» **RECORDS SHOWN**
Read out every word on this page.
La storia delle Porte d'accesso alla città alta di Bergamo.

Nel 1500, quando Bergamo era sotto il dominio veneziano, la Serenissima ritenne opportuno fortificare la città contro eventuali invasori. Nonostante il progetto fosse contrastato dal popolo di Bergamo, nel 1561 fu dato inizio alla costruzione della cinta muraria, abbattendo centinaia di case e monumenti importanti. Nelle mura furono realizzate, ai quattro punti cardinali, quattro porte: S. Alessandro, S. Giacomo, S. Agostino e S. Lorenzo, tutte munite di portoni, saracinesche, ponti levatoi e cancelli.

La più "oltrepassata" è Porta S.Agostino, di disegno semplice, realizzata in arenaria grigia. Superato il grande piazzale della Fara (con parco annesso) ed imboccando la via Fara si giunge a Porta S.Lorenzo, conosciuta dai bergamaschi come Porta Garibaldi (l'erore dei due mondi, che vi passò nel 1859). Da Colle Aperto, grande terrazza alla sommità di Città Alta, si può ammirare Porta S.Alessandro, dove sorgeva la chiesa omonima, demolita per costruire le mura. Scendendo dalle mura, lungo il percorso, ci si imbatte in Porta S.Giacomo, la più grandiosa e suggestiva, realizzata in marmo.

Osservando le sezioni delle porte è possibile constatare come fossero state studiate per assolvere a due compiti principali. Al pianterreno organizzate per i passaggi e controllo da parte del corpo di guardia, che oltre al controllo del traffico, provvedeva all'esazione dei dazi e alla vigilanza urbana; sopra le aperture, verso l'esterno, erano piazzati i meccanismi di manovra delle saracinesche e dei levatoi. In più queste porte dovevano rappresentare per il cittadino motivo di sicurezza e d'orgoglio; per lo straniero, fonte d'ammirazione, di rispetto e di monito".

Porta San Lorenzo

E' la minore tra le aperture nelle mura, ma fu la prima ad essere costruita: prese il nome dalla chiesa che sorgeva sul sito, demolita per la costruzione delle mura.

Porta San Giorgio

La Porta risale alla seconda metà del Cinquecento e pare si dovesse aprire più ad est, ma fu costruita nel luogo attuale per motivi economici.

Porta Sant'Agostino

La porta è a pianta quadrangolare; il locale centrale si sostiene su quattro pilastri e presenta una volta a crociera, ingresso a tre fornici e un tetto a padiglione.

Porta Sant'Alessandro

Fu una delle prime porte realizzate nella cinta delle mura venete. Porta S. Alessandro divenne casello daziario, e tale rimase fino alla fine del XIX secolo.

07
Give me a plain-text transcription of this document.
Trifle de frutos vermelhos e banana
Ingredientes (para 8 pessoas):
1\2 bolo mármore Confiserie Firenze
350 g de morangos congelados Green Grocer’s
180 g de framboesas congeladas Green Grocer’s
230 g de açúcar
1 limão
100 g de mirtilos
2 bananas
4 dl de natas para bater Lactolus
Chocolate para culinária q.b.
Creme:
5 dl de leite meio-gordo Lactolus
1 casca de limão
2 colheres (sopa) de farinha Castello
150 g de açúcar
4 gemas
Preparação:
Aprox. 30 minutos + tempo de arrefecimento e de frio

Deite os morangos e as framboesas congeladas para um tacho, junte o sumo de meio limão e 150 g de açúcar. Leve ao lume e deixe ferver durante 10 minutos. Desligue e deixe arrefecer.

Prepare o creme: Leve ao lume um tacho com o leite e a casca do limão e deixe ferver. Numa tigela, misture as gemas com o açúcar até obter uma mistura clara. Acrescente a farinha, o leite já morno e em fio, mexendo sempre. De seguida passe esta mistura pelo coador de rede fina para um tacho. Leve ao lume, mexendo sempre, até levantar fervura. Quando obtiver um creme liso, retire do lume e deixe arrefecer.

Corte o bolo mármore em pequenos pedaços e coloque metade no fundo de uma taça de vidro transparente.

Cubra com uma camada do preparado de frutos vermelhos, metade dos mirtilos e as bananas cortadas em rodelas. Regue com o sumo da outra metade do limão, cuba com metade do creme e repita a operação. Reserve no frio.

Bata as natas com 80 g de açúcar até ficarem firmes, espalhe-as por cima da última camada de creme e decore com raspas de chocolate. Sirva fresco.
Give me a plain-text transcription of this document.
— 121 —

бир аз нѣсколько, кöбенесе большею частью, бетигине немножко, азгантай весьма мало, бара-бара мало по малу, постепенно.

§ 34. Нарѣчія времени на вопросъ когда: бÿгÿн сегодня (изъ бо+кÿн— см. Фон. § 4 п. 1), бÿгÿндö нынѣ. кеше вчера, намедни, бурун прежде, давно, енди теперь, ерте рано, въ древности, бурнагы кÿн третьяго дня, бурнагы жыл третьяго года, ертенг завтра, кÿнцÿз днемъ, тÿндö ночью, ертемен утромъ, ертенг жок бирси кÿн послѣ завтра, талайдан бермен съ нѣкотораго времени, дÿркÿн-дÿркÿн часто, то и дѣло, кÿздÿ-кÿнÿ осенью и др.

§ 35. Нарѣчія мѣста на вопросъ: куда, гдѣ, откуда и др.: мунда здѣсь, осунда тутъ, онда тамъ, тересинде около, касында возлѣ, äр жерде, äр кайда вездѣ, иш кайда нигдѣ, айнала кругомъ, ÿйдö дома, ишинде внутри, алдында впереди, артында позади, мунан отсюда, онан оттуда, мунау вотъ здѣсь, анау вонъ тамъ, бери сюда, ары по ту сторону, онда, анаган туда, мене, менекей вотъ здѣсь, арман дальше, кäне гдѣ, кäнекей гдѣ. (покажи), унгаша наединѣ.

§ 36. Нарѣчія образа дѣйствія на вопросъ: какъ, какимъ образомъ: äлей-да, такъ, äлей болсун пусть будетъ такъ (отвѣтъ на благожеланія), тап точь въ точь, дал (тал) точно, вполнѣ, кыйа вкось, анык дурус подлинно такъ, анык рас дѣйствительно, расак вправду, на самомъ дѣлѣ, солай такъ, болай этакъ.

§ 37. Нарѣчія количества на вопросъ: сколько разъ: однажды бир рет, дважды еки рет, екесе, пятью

» **DESCRIPTION OF THE TASK**
Check every line for "casca" and show the ones that have it.

» **ANSWER FOR THIS EXERCISE**
1 casca de limão
Prepare o creme: Leve ao lume um tacho com o leite e a casca do limão e deixe ferver. Numa tigela, misture as gemas com o açúcar até obter uma mistura clara. Acrescente a farinha, o leite já morno e em fio, mexendo sempre. De seguida passe esta mistura pelo coador de rede fina para um tacho. Leve ao lume, mexendo sempre, até levantar fervura. Quando obtiver um creme liso, retire do lume e deixe arrefecer.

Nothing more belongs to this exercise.